# What you will do
Type out the material below exactly.

Rows from a dataset
┄┄┄┄┄┄

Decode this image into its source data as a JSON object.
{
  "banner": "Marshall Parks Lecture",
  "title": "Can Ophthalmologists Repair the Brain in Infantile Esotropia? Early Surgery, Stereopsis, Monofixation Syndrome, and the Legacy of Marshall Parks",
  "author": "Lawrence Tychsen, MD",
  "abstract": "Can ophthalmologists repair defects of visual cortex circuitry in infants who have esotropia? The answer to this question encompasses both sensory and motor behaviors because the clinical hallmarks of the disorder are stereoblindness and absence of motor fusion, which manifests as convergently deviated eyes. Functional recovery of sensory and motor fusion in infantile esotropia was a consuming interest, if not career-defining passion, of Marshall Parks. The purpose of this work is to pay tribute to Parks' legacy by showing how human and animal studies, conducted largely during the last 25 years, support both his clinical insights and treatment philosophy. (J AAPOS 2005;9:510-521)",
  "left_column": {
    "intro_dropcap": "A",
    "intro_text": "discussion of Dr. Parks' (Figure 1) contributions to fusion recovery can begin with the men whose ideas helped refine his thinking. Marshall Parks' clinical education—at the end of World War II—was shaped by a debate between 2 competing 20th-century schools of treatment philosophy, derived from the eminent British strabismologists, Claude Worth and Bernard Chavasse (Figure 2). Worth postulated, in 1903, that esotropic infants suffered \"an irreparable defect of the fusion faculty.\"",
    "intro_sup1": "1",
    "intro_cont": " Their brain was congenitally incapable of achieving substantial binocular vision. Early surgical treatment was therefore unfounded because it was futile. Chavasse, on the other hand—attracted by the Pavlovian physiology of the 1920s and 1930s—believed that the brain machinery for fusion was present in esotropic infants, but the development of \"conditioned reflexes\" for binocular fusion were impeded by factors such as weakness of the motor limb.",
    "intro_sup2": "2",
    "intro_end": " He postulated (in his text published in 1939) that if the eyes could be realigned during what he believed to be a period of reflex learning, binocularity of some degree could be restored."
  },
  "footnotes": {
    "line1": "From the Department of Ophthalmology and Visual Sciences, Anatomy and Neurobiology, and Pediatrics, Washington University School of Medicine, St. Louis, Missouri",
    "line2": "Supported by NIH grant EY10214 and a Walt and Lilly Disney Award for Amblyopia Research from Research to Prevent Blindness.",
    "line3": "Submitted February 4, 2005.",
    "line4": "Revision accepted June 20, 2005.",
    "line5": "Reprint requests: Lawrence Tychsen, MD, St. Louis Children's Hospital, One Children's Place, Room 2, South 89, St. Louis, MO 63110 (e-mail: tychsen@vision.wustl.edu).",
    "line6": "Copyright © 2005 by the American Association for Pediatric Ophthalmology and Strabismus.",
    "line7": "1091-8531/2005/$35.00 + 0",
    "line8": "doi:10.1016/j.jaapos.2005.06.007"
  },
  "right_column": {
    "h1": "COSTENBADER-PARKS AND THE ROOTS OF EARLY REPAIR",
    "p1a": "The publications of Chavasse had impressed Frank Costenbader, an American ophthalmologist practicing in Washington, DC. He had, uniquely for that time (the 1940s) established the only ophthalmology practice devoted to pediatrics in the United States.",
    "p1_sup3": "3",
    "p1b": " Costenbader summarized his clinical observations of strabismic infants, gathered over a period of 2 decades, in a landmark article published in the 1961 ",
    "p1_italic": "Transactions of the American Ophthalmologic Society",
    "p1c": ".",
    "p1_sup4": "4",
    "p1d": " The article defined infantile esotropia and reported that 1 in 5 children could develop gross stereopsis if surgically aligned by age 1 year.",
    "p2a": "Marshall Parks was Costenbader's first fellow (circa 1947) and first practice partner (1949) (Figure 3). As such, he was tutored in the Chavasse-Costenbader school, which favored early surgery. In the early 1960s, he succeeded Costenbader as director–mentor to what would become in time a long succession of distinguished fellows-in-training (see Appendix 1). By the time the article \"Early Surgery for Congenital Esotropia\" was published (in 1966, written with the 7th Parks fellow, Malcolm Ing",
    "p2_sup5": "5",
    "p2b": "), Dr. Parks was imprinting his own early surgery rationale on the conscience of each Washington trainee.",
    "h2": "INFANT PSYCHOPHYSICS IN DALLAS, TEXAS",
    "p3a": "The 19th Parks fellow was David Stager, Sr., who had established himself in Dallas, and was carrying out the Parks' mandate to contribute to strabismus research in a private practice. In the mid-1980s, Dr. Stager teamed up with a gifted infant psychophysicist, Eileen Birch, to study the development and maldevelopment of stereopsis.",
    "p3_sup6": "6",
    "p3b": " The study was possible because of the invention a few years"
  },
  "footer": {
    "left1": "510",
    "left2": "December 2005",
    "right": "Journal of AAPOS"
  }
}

┄┄┄┄┄┄

# Answer to this task
Decode this image into its source data as a JSON object.
{
  "banner": "Marshall Parks Lecture",
  "title": "Can Ophthalmologists Repair the Brain in Infantile Esotropia? Early Surgery, Stereopsis, Monofixation Syndrome, and the Legacy of Marshall Parks",
  "author": "Lawrence Tychsen, MD",
  "abstract": "Can ophthalmologists repair defects of visual cortex circuitry in infants who have esotropia? The answer to this question encompasses both sensory and motor behaviors because the clinical hallmarks of the disorder are stereoblindness and absence of motor fusion, which manifests as convergently deviated eyes. Functional recovery of sensory and motor fusion in infantile esotropia was a consuming interest, if not career-defining passion, of Marshall Parks. The purpose of this work is to pay tribute to Parks' legacy by showing how human and animal studies, conducted largely during the last 25 years, support both his clinical insights and treatment philosophy. (J AAPOS 2005;9:510-521)",
  "left_column": {
    "intro_dropcap": "A",
    "intro_text": "discussion of Dr. Parks' (Figure 1) contributions to fusion recovery can begin with the men whose ideas helped refine his thinking. Marshall Parks' clinical education—at the end of World War II—was shaped by a debate between 2 competing 20th-century schools of treatment philosophy, derived from the eminent British strabismologists, Claude Worth and Bernard Chavasse (Figure 2). Worth postulated, in 1903, that esotropic infants suffered \"an irreparable defect of the fusion faculty.\"",
    "intro_sup1": "1",
    "intro_cont": " Their brain was congenitally incapable of achieving substantial binocular vision. Early surgical treatment was therefore unfounded because it was futile. Chavasse, on the other hand—attracted by the Pavlovian physiology of the 1920s and 1930s—believed that the brain machinery for fusion was present in esotropic infants, but the development of \"conditioned reflexes\" for binocular fusion were impeded by factors such as weakness of the motor limb.",
    "intro_sup2": "2",
    "intro_end": " He postulated (in his text published in 1939) that if the eyes could be realigned during what he believed to be a period of reflex learning, binocularity of some degree could be restored."
  },
  "footnotes": {
    "line1": "From the Department of Ophthalmology and Visual Sciences, Anatomy and Neurobiology, and Pediatrics, Washington University School of Medicine, St. Louis, Missouri",
    "line2": "Supported by NIH grant EY10214 and a Walt and Lilly Disney Award for Amblyopia Research from Research to Prevent Blindness.",
    "line3": "Submitted February 4, 2005.",
    "line4": "Revision accepted June 20, 2005.",
    "line5": "Reprint requests: Lawrence Tychsen, MD, St. Louis Children's Hospital, One Children's Place, Room 2, South 89, St. Louis, MO 63110 (e-mail: tychsen@vision.wustl.edu).",
    "line6": "Copyright © 2005 by the American Association for Pediatric Ophthalmology and Strabismus.",
    "line7": "1091-8531/2005/$35.00 + 0",
    "line8": "doi:10.1016/j.jaapos.2005.06.007"
  },
  "right_column": {
    "h1": "COSTENBADER-PARKS AND THE ROOTS OF EARLY REPAIR",
    "p1a": "The publications of Chavasse had impressed Frank Costenbader, an American ophthalmologist practicing in Washington, DC. He had, uniquely for that time (the 1940s) established the only ophthalmology practice devoted to pediatrics in the United States.",
    "p1_sup3": "3",
    "p1b": " Costenbader summarized his clinical observations of strabismic infants, gathered over a period of 2 decades, in a landmark article published in the 1961 ",
    "p1_italic": "Transactions of the American Ophthalmologic Society",
    "p1c": ".",
    "p1_sup4": "4",
    "p1d": " The article defined infantile esotropia and reported that 1 in 5 children could develop gross stereopsis if surgically aligned by age 1 year.",
    "p2a": "Marshall Parks was Costenbader's first fellow (circa 1947) and first practice partner (1949) (Figure 3). As such, he was tutored in the Chavasse-Costenbader school, which favored early surgery. In the early 1960s, he succeeded Costenbader as director–mentor to what would become in time a long succession of distinguished fellows-in-training (see Appendix 1). By the time the article \"Early Surgery for Congenital Esotropia\" was published (in 1966, written with the 7th Parks fellow, Malcolm Ing",
    "p2_sup5": "5",
    "p2b": "), Dr. Parks was imprinting his own early surgery rationale on the conscience of each Washington trainee.",
    "h2": "INFANT PSYCHOPHYSICS IN DALLAS, TEXAS",
    "p3a": "The 19th Parks fellow was David Stager, Sr., who had established himself in Dallas, and was carrying out the Parks' mandate to contribute to strabismus research in a private practice. In the mid-1980s, Dr. Stager teamed up with a gifted infant psychophysicist, Eileen Birch, to study the development and maldevelopment of stereopsis.",
    "p3_sup6": "6",
    "p3b": " The study was possible because of the invention a few years"
  },
  "footer": {
    "left1": "510",
    "left2": "December 2005",
    "right": "Journal of AAPOS"
  }
}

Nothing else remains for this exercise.